Excerpted text.
Serum and urine hydroxytyrosol concentrations is the key biomarker for specifying adherence to Mediterranean diet. 51 However, we did not evaluate this biomarker due to inadequate budget. Thus, the mean of four 24-hours dietary records during the study was used to evaluate adherence to the diets. Different protocol in treatment of cancer might have an effect on nutritional status; though patients were stratified based on type of cancer. Additionally, in the current RCT blinding study participants or staff was impossible because of nutritional interventions. However, the outcome assessor was blinded to the group assignment.
Conclusion
This RCT indicated that the Mediterranean diet rich in energy, protein and EVOO could improve nutritional status, quality of life, inflammatory markers, and body composition in patients with colorectal cancer cachexia compared to the control group. It appears that the implementation of this diet is a decent strategy to decrease the risk of cachexia. This trial conducted on patients with colorectal cancer cachexia, therefore, generalization our finding to other type of cancer or cachexia should be done with cautious.

Document understanding data.

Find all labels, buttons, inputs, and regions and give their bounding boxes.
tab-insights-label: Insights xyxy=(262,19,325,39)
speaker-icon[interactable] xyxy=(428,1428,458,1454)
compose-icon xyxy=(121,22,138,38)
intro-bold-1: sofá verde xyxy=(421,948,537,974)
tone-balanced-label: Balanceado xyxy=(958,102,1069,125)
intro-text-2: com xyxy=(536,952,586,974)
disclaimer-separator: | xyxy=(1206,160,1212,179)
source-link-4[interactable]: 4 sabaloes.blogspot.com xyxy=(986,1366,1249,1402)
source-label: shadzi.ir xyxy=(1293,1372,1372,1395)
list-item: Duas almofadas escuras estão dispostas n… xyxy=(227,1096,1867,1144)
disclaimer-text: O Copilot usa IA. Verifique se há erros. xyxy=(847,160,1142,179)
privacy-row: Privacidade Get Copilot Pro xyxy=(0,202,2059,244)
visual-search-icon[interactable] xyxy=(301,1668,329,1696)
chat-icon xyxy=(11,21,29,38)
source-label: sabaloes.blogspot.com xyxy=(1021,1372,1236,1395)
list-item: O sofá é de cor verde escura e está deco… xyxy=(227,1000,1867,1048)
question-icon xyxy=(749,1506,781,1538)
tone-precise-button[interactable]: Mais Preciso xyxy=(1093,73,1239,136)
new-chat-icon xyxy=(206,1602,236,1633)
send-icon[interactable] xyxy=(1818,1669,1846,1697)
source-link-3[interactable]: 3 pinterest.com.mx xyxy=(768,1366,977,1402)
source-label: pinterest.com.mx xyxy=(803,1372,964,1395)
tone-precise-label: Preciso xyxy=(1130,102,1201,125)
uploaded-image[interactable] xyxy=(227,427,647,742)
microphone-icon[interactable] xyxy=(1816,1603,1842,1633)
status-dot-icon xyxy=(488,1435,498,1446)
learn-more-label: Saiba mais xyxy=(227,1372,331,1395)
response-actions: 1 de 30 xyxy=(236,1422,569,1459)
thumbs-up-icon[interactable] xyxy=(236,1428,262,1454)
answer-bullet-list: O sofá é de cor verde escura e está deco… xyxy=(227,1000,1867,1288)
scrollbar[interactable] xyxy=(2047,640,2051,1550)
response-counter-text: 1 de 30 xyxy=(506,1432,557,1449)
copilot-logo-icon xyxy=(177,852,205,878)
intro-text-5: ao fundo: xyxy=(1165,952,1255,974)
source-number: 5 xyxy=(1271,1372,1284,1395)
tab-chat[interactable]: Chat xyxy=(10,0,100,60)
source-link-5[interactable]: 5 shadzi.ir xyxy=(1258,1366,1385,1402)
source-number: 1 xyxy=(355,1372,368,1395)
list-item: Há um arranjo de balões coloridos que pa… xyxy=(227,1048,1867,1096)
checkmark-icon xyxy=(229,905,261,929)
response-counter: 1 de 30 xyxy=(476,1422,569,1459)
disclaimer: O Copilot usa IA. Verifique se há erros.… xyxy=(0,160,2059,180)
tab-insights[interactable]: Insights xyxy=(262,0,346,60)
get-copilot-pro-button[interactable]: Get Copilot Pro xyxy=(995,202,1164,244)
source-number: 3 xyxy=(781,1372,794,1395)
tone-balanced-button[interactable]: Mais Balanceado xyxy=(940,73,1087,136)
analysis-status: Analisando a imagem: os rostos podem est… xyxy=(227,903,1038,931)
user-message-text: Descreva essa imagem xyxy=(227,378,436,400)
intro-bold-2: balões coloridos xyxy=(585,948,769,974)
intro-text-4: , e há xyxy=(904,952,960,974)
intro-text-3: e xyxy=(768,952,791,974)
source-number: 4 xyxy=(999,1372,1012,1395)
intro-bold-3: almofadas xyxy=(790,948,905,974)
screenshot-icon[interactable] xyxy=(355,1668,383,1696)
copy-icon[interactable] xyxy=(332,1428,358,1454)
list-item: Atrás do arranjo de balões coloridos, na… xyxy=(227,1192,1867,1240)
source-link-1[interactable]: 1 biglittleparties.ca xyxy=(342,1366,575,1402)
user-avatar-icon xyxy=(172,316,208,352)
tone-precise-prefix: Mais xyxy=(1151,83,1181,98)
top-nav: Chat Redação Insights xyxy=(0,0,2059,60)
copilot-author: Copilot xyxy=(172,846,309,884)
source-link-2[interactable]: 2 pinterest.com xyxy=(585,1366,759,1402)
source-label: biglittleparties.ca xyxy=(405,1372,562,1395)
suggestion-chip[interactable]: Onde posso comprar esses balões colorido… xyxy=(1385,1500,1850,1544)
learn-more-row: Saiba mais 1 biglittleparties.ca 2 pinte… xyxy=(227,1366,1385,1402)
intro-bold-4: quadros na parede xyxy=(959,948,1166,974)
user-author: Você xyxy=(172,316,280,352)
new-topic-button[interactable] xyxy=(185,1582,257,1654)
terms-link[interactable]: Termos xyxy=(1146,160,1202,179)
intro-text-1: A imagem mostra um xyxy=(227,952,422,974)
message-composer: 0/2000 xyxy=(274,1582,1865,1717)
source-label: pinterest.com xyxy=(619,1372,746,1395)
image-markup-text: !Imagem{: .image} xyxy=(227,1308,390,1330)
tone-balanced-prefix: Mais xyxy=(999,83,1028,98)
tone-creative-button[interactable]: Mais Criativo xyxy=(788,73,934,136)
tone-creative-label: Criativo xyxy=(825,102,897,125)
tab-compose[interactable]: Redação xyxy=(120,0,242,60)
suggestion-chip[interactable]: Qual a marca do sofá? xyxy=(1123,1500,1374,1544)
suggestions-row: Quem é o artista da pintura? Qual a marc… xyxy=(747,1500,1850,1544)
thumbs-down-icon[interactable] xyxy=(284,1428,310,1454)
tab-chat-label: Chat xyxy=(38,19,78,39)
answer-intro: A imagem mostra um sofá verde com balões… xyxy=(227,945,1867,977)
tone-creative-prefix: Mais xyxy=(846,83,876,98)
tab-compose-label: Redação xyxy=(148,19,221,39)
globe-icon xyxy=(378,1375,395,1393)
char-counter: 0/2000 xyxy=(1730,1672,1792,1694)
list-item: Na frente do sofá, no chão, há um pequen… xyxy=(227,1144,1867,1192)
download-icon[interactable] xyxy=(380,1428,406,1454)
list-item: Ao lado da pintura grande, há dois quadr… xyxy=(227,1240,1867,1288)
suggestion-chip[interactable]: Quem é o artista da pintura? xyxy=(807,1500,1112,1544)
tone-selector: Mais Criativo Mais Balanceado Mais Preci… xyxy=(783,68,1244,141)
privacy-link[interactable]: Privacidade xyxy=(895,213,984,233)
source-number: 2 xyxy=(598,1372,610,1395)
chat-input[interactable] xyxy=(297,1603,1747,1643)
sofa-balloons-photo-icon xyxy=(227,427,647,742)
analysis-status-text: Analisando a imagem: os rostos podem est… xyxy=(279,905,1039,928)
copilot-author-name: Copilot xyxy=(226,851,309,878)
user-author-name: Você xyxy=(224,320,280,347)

Tasks.
1 – According to the excerpt, what was used to evaluate adherence to the diets?
2 – Transcribe the excerpt starting with "Serum and urine" and going on through "the group assignment.".
3 – In the excerpt, why should the findings be generalized to other types of cancer or cachexia only with caution?

Answers to the exercise.
1 – The mean of four 24-hour dietary records taken during the study.

2 –
Serum and urine hydroxytyrosol concentrations is the key biomarker for specifying adherence to Mediterranean diet. 51 However, we did not evaluate this biomarker due to inadequate budget. Thus, the mean of four 24-hours dietary records during the study was used to evaluate adherence to the diets. Different protocol in treatment of cancer might have an effect on nutritional status; though patients were stratified based on type of cancer. Additionally, in the current RCT blinding study participants or staff was impossible because of nutritional interventions. However, the outcome assessor was blinded to the group assignment.

3 – The trial was conducted on patients with colorectal cancer cachexia.